Restate the whole listing word for word. Pictures are left out.

- **Material provided**:
^^^^^^^^^^^^^^^^

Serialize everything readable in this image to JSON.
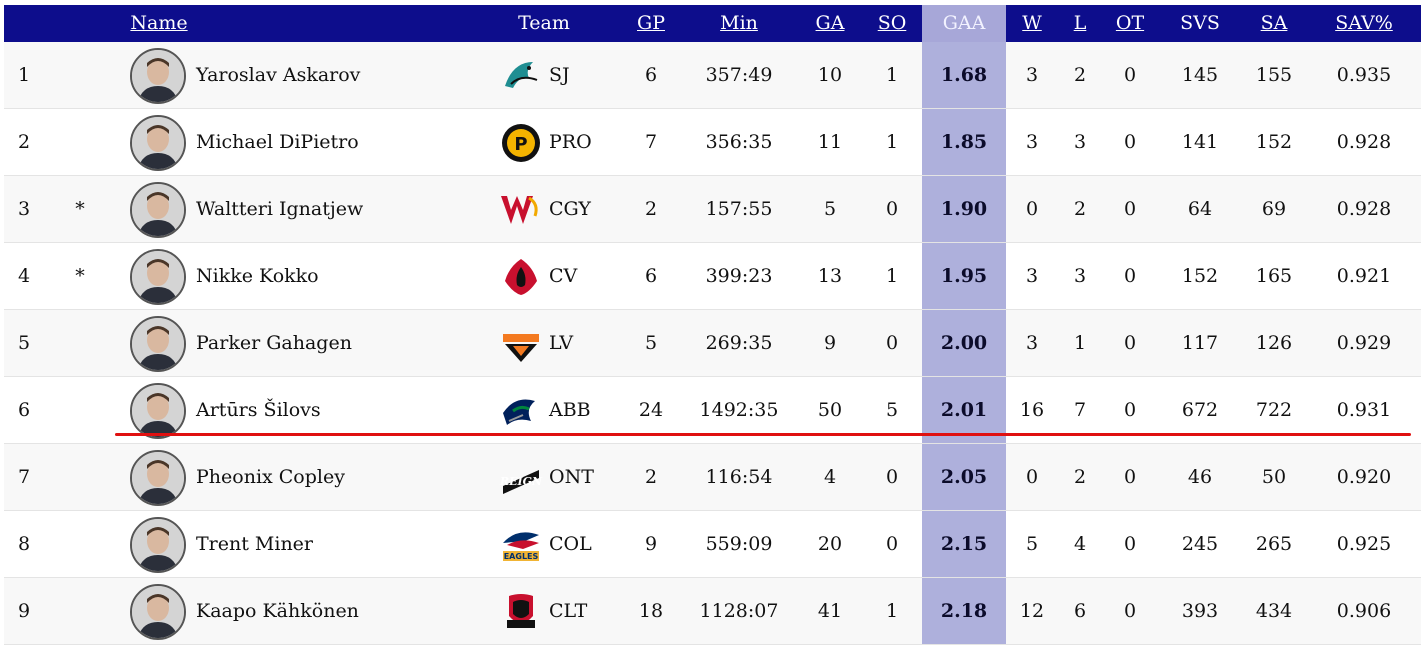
{
  "columns": {
    "name": "Name",
    "team": "Team",
    "gp": "GP",
    "min": "Min",
    "ga": "GA",
    "so": "SO",
    "gaa": "GAA",
    "w": "W",
    "l": "L",
    "ot": "OT",
    "svs": "SVS",
    "sa": "SA",
    "sav": "SAV%"
  },
  "colors": {
    "header_bg": "#0d0d8c",
    "gaa_highlight": "#aeb0dc",
    "divider": "#e01010"
  },
  "rows": [
    {
      "rank": "1",
      "mark": "",
      "name": "Yaroslav Askarov",
      "team": "SJ",
      "logo": "sj-barracuda-logo",
      "gp": "6",
      "min": "357:49",
      "ga": "10",
      "so": "1",
      "gaa": "1.68",
      "w": "3",
      "l": "2",
      "ot": "0",
      "svs": "145",
      "sa": "155",
      "sav": "0.935"
    },
    {
      "rank": "2",
      "mark": "",
      "name": "Michael DiPietro",
      "team": "PRO",
      "logo": "providence-bruins-logo",
      "gp": "7",
      "min": "356:35",
      "ga": "11",
      "so": "1",
      "gaa": "1.85",
      "w": "3",
      "l": "3",
      "ot": "0",
      "svs": "141",
      "sa": "152",
      "sav": "0.928"
    },
    {
      "rank": "3",
      "mark": "*",
      "name": "Waltteri Ignatjew",
      "team": "CGY",
      "logo": "calgary-wranglers-logo",
      "gp": "2",
      "min": "157:55",
      "ga": "5",
      "so": "0",
      "gaa": "1.90",
      "w": "0",
      "l": "2",
      "ot": "0",
      "svs": "64",
      "sa": "69",
      "sav": "0.928"
    },
    {
      "rank": "4",
      "mark": "*",
      "name": "Nikke Kokko",
      "team": "CV",
      "logo": "coachella-firebirds-logo",
      "gp": "6",
      "min": "399:23",
      "ga": "13",
      "so": "1",
      "gaa": "1.95",
      "w": "3",
      "l": "3",
      "ot": "0",
      "svs": "152",
      "sa": "165",
      "sav": "0.921"
    },
    {
      "rank": "5",
      "mark": "",
      "name": "Parker Gahagen",
      "team": "LV",
      "logo": "lehigh-valley-phantoms-logo",
      "gp": "5",
      "min": "269:35",
      "ga": "9",
      "so": "0",
      "gaa": "2.00",
      "w": "3",
      "l": "1",
      "ot": "0",
      "svs": "117",
      "sa": "126",
      "sav": "0.929"
    },
    {
      "rank": "6",
      "mark": "",
      "name": "Artūrs Šilovs",
      "team": "ABB",
      "logo": "abbotsford-canucks-logo",
      "gp": "24",
      "min": "1492:35",
      "ga": "50",
      "so": "5",
      "gaa": "2.01",
      "w": "16",
      "l": "7",
      "ot": "0",
      "svs": "672",
      "sa": "722",
      "sav": "0.931"
    },
    {
      "rank": "7",
      "mark": "",
      "name": "Pheonix Copley",
      "team": "ONT",
      "logo": "ontario-reign-logo",
      "gp": "2",
      "min": "116:54",
      "ga": "4",
      "so": "0",
      "gaa": "2.05",
      "w": "0",
      "l": "2",
      "ot": "0",
      "svs": "46",
      "sa": "50",
      "sav": "0.920"
    },
    {
      "rank": "8",
      "mark": "",
      "name": "Trent Miner",
      "team": "COL",
      "logo": "colorado-eagles-logo",
      "gp": "9",
      "min": "559:09",
      "ga": "20",
      "so": "0",
      "gaa": "2.15",
      "w": "5",
      "l": "4",
      "ot": "0",
      "svs": "245",
      "sa": "265",
      "sav": "0.925"
    },
    {
      "rank": "9",
      "mark": "",
      "name": "Kaapo Kähkönen",
      "team": "CLT",
      "logo": "charlotte-checkers-logo",
      "gp": "18",
      "min": "1128:07",
      "ga": "41",
      "so": "1",
      "gaa": "2.18",
      "w": "12",
      "l": "6",
      "ot": "0",
      "svs": "393",
      "sa": "434",
      "sav": "0.906"
    }
  ]
}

^^^^^^^^^^^^^^^^

- **Result of the task**:
Serialize everything readable in this image to JSON.
{
  "columns": {
    "name": "Name",
    "team": "Team",
    "gp": "GP",
    "min": "Min",
    "ga": "GA",
    "so": "SO",
    "gaa": "GAA",
    "w": "W",
    "l": "L",
    "ot": "OT",
    "svs": "SVS",
    "sa": "SA",
    "sav": "SAV%"
  },
  "colors": {
    "header_bg": "#0d0d8c",
    "gaa_highlight": "#aeb0dc",
    "divider": "#e01010"
  },
  "rows": [
    {
      "rank": "1",
      "mark": "",
      "name": "Yaroslav Askarov",
      "team": "SJ",
      "logo": "sj-barracuda-logo",
      "gp": "6",
      "min": "357:49",
      "ga": "10",
      "so": "1",
      "gaa": "1.68",
      "w": "3",
      "l": "2",
      "ot": "0",
      "svs": "145",
      "sa": "155",
      "sav": "0.935"
    },
    {
      "rank": "2",
      "mark": "",
      "name": "Michael DiPietro",
      "team": "PRO",
      "logo": "providence-bruins-logo",
      "gp": "7",
      "min": "356:35",
      "ga": "11",
      "so": "1",
      "gaa": "1.85",
      "w": "3",
      "l": "3",
      "ot": "0",
      "svs": "141",
      "sa": "152",
      "sav": "0.928"
    },
    {
      "rank": "3",
      "mark": "*",
      "name": "Waltteri Ignatjew",
      "team": "CGY",
      "logo": "calgary-wranglers-logo",
      "gp": "2",
      "min": "157:55",
      "ga": "5",
      "so": "0",
      "gaa": "1.90",
      "w": "0",
      "l": "2",
      "ot": "0",
      "svs": "64",
      "sa": "69",
      "sav": "0.928"
    },
    {
      "rank": "4",
      "mark": "*",
      "name": "Nikke Kokko",
      "team": "CV",
      "logo": "coachella-firebirds-logo",
      "gp": "6",
      "min": "399:23",
      "ga": "13",
      "so": "1",
      "gaa": "1.95",
      "w": "3",
      "l": "3",
      "ot": "0",
      "svs": "152",
      "sa": "165",
      "sav": "0.921"
    },
    {
      "rank": "5",
      "mark": "",
      "name": "Parker Gahagen",
      "team": "LV",
      "logo": "lehigh-valley-phantoms-logo",
      "gp": "5",
      "min": "269:35",
      "ga": "9",
      "so": "0",
      "gaa": "2.00",
      "w": "3",
      "l": "1",
      "ot": "0",
      "svs": "117",
      "sa": "126",
      "sav": "0.929"
    },
    {
      "rank": "6",
      "mark": "",
      "name": "Artūrs Šilovs",
      "team": "ABB",
      "logo": "abbotsford-canucks-logo",
      "gp": "24",
      "min": "1492:35",
      "ga": "50",
      "so": "5",
      "gaa": "2.01",
      "w": "16",
      "l": "7",
      "ot": "0",
      "svs": "672",
      "sa": "722",
      "sav": "0.931"
    },
    {
      "rank": "7",
      "mark": "",
      "name": "Pheonix Copley",
      "team": "ONT",
      "logo": "ontario-reign-logo",
      "gp": "2",
      "min": "116:54",
      "ga": "4",
      "so": "0",
      "gaa": "2.05",
      "w": "0",
      "l": "2",
      "ot": "0",
      "svs": "46",
      "sa": "50",
      "sav": "0.920"
    },
    {
      "rank": "8",
      "mark": "",
      "name": "Trent Miner",
      "team": "COL",
      "logo": "colorado-eagles-logo",
      "gp": "9",
      "min": "559:09",
      "ga": "20",
      "so": "0",
      "gaa": "2.15",
      "w": "5",
      "l": "4",
      "ot": "0",
      "svs": "245",
      "sa": "265",
      "sav": "0.925"
    },
    {
      "rank": "9",
      "mark": "",
      "name": "Kaapo Kähkönen",
      "team": "CLT",
      "logo": "charlotte-checkers-logo",
      "gp": "18",
      "min": "1128:07",
      "ga": "41",
      "so": "1",
      "gaa": "2.18",
      "w": "12",
      "l": "6",
      "ot": "0",
      "svs": "393",
      "sa": "434",
      "sav": "0.906"
    }
  ]
}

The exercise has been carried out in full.